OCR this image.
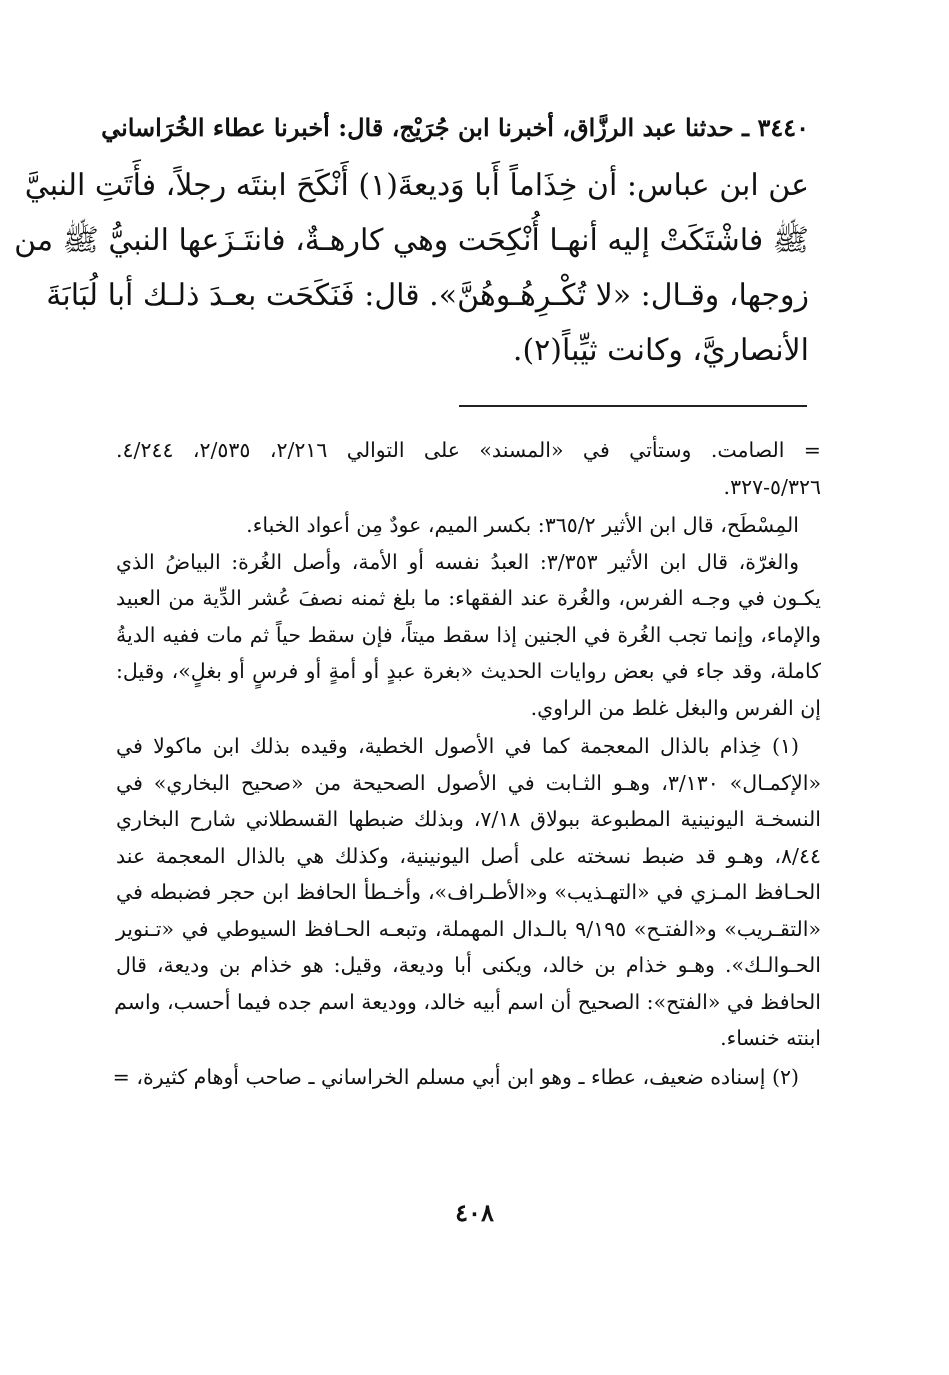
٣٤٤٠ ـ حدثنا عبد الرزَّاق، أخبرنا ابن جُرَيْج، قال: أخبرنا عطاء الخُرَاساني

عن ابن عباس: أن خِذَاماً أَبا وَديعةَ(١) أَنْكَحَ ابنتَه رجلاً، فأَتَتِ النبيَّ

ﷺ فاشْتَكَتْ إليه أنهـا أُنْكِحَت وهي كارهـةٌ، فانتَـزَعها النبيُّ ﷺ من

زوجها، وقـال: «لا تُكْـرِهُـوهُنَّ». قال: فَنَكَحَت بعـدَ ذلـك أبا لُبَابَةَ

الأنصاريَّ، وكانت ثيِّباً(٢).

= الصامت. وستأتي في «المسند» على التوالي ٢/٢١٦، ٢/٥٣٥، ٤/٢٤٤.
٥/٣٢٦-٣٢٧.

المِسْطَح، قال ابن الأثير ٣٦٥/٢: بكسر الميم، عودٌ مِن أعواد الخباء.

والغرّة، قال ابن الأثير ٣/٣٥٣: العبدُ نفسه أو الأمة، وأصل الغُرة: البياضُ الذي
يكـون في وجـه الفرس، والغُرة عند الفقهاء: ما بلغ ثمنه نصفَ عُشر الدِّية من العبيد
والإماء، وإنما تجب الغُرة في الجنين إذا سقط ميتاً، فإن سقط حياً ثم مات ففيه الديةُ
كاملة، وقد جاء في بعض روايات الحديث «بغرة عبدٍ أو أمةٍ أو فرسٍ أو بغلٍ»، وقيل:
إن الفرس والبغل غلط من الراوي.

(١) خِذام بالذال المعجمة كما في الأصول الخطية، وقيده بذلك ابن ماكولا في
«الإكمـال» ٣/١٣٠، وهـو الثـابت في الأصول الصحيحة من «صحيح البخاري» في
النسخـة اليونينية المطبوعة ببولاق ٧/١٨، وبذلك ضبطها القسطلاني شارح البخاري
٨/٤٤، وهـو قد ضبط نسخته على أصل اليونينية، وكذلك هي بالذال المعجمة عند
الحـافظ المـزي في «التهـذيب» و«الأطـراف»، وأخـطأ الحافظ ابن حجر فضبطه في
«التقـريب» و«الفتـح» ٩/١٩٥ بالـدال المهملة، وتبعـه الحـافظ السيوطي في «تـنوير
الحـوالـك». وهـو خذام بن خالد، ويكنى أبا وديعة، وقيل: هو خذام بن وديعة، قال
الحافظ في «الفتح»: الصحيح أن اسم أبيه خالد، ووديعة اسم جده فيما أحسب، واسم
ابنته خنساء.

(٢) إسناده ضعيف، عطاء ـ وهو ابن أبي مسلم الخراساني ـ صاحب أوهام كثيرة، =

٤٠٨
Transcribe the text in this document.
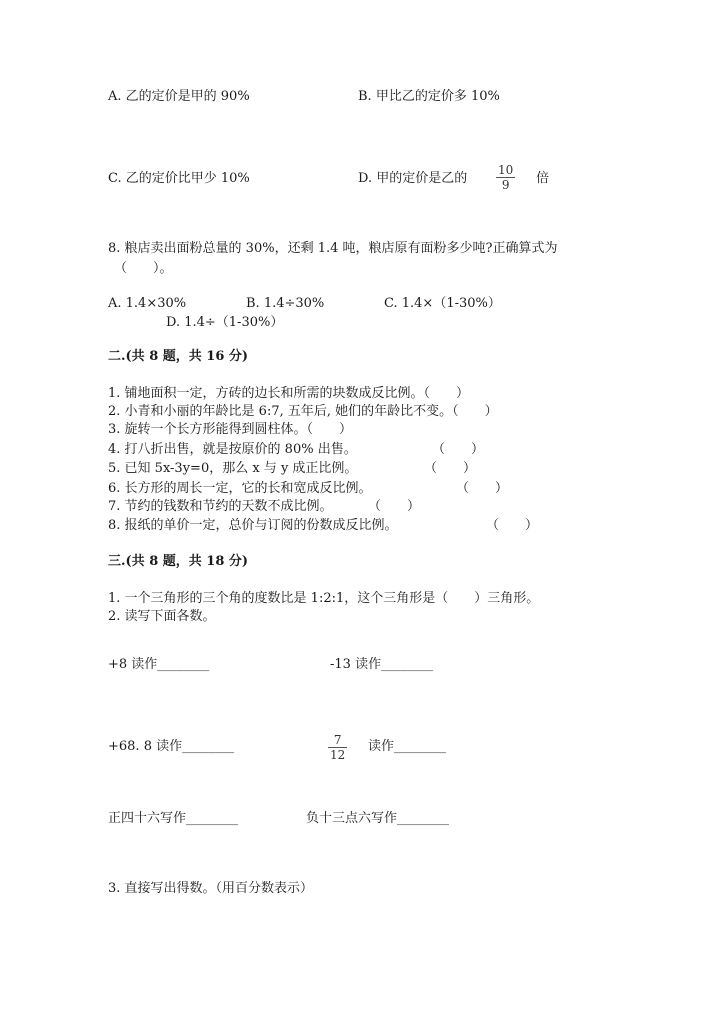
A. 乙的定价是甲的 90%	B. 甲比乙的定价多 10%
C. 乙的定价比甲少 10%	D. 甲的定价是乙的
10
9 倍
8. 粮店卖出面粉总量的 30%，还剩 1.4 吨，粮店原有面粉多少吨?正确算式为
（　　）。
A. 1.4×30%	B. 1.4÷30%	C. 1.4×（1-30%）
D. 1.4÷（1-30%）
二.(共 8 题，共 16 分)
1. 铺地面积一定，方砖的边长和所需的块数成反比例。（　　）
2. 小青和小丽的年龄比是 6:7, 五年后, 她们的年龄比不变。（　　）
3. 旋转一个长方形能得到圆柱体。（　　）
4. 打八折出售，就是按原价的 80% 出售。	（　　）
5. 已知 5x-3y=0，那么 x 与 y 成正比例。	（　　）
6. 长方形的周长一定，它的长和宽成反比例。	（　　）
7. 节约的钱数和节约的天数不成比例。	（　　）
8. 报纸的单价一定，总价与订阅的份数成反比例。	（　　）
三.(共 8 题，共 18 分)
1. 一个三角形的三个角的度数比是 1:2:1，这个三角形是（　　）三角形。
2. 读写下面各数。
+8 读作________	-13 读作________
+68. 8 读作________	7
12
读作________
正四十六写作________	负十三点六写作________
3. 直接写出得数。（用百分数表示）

* * *

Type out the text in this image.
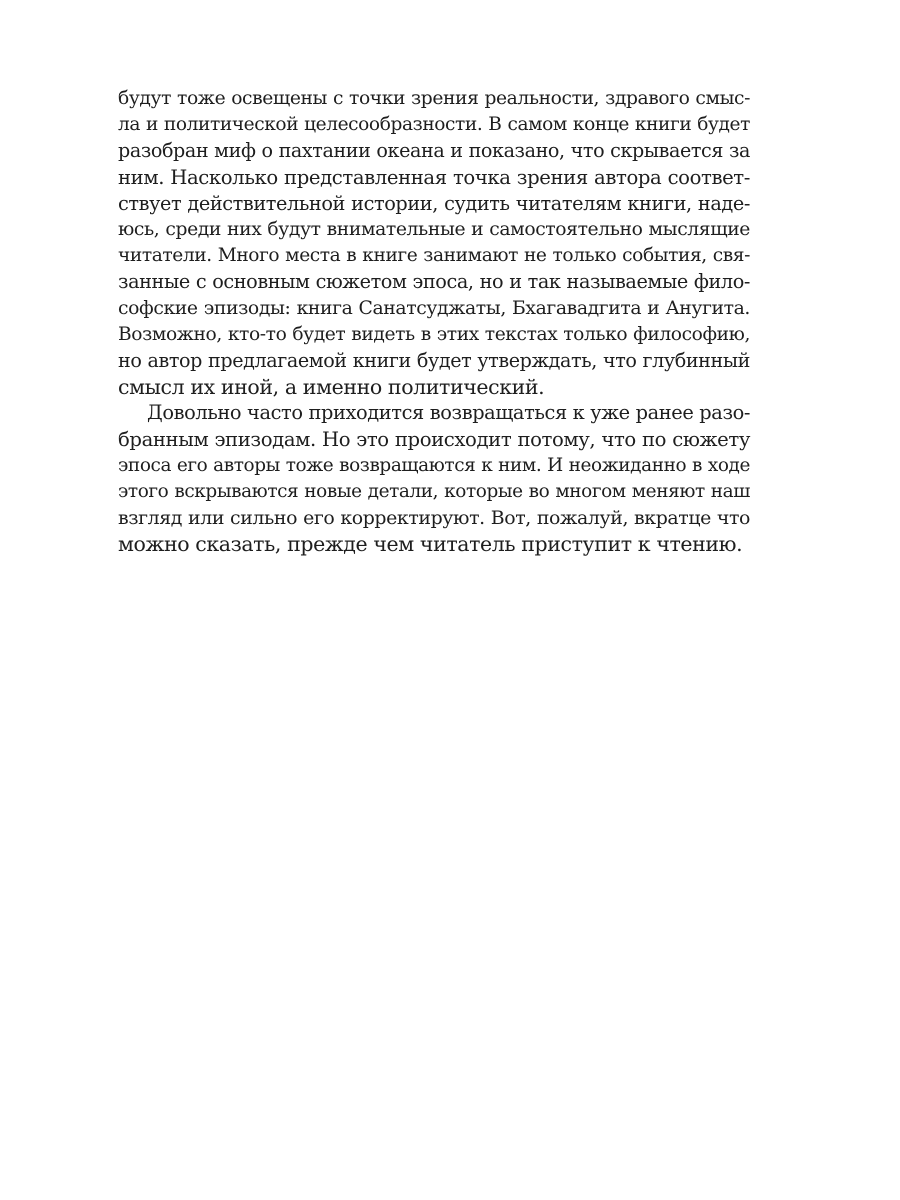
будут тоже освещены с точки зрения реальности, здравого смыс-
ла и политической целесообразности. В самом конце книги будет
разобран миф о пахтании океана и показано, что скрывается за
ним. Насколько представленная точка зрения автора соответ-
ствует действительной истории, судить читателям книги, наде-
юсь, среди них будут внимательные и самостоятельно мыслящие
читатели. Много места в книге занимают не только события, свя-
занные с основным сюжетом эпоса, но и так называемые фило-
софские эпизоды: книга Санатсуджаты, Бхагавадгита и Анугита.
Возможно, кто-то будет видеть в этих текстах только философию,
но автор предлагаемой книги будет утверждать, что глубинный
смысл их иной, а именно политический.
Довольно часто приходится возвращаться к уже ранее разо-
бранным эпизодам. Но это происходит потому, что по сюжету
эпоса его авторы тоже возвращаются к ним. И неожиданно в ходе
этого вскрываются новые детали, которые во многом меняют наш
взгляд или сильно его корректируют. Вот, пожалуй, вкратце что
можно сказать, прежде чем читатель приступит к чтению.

...

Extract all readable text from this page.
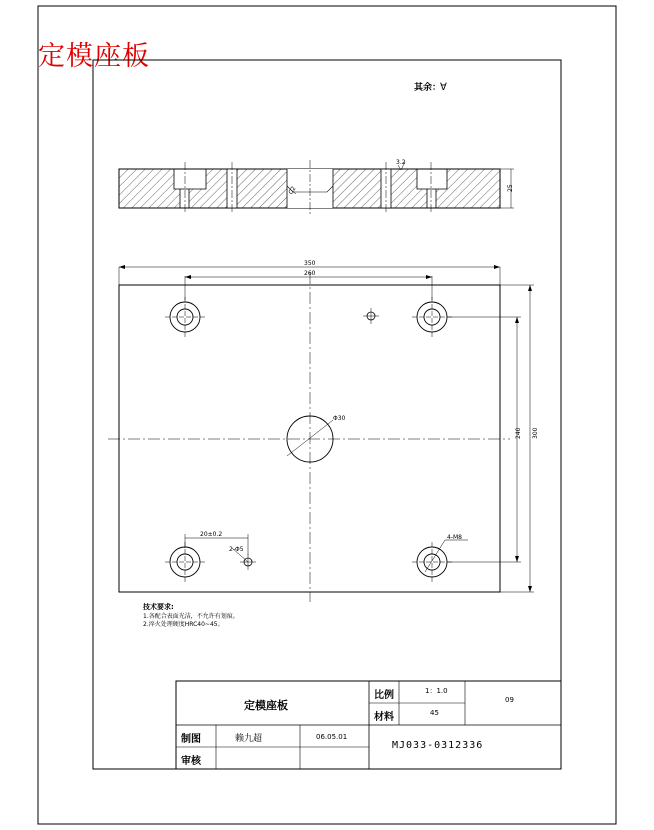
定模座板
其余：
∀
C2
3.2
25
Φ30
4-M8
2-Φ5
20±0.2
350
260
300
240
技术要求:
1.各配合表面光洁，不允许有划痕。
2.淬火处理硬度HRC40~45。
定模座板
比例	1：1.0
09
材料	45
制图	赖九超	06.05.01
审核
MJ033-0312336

Prompt: Every line that holds the string "بالذال" should be returned.

Result for this task:
(١) خِذام بالذال المعجمة كما في الأصول الخطية، وقيده بذلك ابن ماكولا في
٨/٤٤، وهـو قد ضبط نسخته على أصل اليونينية، وكذلك هي بالذال المعجمة عند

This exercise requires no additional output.